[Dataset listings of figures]
»»

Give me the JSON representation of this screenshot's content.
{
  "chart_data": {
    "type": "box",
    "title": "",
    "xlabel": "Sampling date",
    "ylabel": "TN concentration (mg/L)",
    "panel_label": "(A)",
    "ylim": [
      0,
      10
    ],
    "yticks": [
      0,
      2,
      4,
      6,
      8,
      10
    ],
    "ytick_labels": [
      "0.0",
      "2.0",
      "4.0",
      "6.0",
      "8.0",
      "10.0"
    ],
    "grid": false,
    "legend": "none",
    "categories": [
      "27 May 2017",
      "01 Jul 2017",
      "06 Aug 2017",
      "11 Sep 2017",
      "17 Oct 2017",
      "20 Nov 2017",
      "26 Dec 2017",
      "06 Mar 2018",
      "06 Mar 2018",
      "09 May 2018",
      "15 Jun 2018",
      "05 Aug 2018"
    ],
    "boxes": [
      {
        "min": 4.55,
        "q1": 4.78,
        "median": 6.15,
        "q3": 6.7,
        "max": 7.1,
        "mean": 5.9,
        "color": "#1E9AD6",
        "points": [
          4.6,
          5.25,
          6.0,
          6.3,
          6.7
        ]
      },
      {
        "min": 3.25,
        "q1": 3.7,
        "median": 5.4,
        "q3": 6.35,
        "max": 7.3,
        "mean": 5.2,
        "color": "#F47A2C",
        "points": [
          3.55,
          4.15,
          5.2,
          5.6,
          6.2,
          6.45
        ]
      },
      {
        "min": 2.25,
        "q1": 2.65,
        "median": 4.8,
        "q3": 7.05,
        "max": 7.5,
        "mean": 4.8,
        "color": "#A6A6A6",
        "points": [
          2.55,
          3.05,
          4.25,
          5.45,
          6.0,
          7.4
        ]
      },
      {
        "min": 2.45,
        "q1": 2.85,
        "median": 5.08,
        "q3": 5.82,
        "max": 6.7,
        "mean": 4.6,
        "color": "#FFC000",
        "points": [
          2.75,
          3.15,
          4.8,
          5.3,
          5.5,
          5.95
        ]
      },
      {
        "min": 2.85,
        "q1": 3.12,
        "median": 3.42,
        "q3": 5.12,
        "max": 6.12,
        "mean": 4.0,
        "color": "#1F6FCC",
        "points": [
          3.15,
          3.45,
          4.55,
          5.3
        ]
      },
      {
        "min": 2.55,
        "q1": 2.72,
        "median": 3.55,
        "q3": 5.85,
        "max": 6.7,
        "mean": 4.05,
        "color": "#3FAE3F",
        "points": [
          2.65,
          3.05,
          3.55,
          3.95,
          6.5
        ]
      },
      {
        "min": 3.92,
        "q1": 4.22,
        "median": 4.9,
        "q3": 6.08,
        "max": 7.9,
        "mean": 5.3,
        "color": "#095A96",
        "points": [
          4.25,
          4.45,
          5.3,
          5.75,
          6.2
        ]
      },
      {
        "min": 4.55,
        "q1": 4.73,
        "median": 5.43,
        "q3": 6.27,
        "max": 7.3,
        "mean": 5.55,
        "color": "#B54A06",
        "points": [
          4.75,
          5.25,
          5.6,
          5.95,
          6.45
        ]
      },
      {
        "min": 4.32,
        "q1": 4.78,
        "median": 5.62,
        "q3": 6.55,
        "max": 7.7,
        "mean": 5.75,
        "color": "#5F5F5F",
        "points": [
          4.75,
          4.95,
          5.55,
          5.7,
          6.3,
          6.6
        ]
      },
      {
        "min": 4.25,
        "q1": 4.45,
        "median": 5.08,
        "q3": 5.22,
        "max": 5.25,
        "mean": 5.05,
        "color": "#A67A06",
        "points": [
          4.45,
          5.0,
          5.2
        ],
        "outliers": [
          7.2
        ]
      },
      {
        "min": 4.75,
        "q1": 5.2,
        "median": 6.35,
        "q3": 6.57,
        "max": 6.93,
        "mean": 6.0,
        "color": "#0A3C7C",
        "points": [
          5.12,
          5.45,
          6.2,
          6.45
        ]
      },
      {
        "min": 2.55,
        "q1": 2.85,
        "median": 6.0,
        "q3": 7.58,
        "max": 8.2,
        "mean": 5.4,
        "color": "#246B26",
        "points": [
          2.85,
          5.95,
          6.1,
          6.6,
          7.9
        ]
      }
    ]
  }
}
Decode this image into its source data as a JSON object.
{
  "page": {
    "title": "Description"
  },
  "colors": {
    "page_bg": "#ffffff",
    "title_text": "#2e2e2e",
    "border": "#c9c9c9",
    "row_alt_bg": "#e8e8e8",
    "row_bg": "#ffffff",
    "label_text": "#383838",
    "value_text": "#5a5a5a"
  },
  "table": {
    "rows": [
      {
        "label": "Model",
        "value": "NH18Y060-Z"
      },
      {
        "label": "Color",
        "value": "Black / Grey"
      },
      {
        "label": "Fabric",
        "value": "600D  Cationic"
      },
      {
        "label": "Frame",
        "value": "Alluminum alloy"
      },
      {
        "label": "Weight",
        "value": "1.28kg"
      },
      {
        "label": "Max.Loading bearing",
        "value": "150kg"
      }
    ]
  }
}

««

TASK PROMPT: Output all records verbatim.

COMPLETE OUTPUT:
Give me the JSON representation of this screenshot's content.
{
  "chart_data": {
    "type": "box",
    "title": "",
    "xlabel": "Sampling date",
    "ylabel": "TN concentration (mg/L)",
    "panel_label": "(A)",
    "ylim": [
      0,
      10
    ],
    "yticks": [
      0,
      2,
      4,
      6,
      8,
      10
    ],
    "ytick_labels": [
      "0.0",
      "2.0",
      "4.0",
      "6.0",
      "8.0",
      "10.0"
    ],
    "grid": false,
    "legend": "none",
    "categories": [
      "27 May 2017",
      "01 Jul 2017",
      "06 Aug 2017",
      "11 Sep 2017",
      "17 Oct 2017",
      "20 Nov 2017",
      "26 Dec 2017",
      "06 Mar 2018",
      "06 Mar 2018",
      "09 May 2018",
      "15 Jun 2018",
      "05 Aug 2018"
    ],
    "boxes": [
      {
        "min": 4.55,
        "q1": 4.78,
        "median": 6.15,
        "q3": 6.7,
        "max": 7.1,
        "mean": 5.9,
        "color": "#1E9AD6",
        "points": [
          4.6,
          5.25,
          6.0,
          6.3,
          6.7
        ]
      },
      {
        "min": 3.25,
        "q1": 3.7,
        "median": 5.4,
        "q3": 6.35,
        "max": 7.3,
        "mean": 5.2,
        "color": "#F47A2C",
        "points": [
          3.55,
          4.15,
          5.2,
          5.6,
          6.2,
          6.45
        ]
      },
      {
        "min": 2.25,
        "q1": 2.65,
        "median": 4.8,
        "q3": 7.05,
        "max": 7.5,
        "mean": 4.8,
        "color": "#A6A6A6",
        "points": [
          2.55,
          3.05,
          4.25,
          5.45,
          6.0,
          7.4
        ]
      },
      {
        "min": 2.45,
        "q1": 2.85,
        "median": 5.08,
        "q3": 5.82,
        "max": 6.7,
        "mean": 4.6,
        "color": "#FFC000",
        "points": [
          2.75,
          3.15,
          4.8,
          5.3,
          5.5,
          5.95
        ]
      },
      {
        "min": 2.85,
        "q1": 3.12,
        "median": 3.42,
        "q3": 5.12,
        "max": 6.12,
        "mean": 4.0,
        "color": "#1F6FCC",
        "points": [
          3.15,
          3.45,
          4.55,
          5.3
        ]
      },
      {
        "min": 2.55,
        "q1": 2.72,
        "median": 3.55,
        "q3": 5.85,
        "max": 6.7,
        "mean": 4.05,
        "color": "#3FAE3F",
        "points": [
          2.65,
          3.05,
          3.55,
          3.95,
          6.5
        ]
      },
      {
        "min": 3.92,
        "q1": 4.22,
        "median": 4.9,
        "q3": 6.08,
        "max": 7.9,
        "mean": 5.3,
        "color": "#095A96",
        "points": [
          4.25,
          4.45,
          5.3,
          5.75,
          6.2
        ]
      },
      {
        "min": 4.55,
        "q1": 4.73,
        "median": 5.43,
        "q3": 6.27,
        "max": 7.3,
        "mean": 5.55,
        "color": "#B54A06",
        "points": [
          4.75,
          5.25,
          5.6,
          5.95,
          6.45
        ]
      },
      {
        "min": 4.32,
        "q1": 4.78,
        "median": 5.62,
        "q3": 6.55,
        "max": 7.7,
        "mean": 5.75,
        "color": "#5F5F5F",
        "points": [
          4.75,
          4.95,
          5.55,
          5.7,
          6.3,
          6.6
        ]
      },
      {
        "min": 4.25,
        "q1": 4.45,
        "median": 5.08,
        "q3": 5.22,
        "max": 5.25,
        "mean": 5.05,
        "color": "#A67A06",
        "points": [
          4.45,
          5.0,
          5.2
        ],
        "outliers": [
          7.2
        ]
      },
      {
        "min": 4.75,
        "q1": 5.2,
        "median": 6.35,
        "q3": 6.57,
        "max": 6.93,
        "mean": 6.0,
        "color": "#0A3C7C",
        "points": [
          5.12,
          5.45,
          6.2,
          6.45
        ]
      },
      {
        "min": 2.55,
        "q1": 2.85,
        "median": 6.0,
        "q3": 7.58,
        "max": 8.2,
        "mean": 5.4,
        "color": "#246B26",
        "points": [
          2.85,
          5.95,
          6.1,
          6.6,
          7.9
        ]
      }
    ]
  }
}
Decode this image into its source data as a JSON object.
{
  "page": {
    "title": "Description"
  },
  "colors": {
    "page_bg": "#ffffff",
    "title_text": "#2e2e2e",
    "border": "#c9c9c9",
    "row_alt_bg": "#e8e8e8",
    "row_bg": "#ffffff",
    "label_text": "#383838",
    "value_text": "#5a5a5a"
  },
  "table": {
    "rows": [
      {
        "label": "Model",
        "value": "NH18Y060-Z"
      },
      {
        "label": "Color",
        "value": "Black / Grey"
      },
      {
        "label": "Fabric",
        "value": "600D  Cationic"
      },
      {
        "label": "Frame",
        "value": "Alluminum alloy"
      },
      {
        "label": "Weight",
        "value": "1.28kg"
      },
      {
        "label": "Max.Loading bearing",
        "value": "150kg"
      }
    ]
  }
}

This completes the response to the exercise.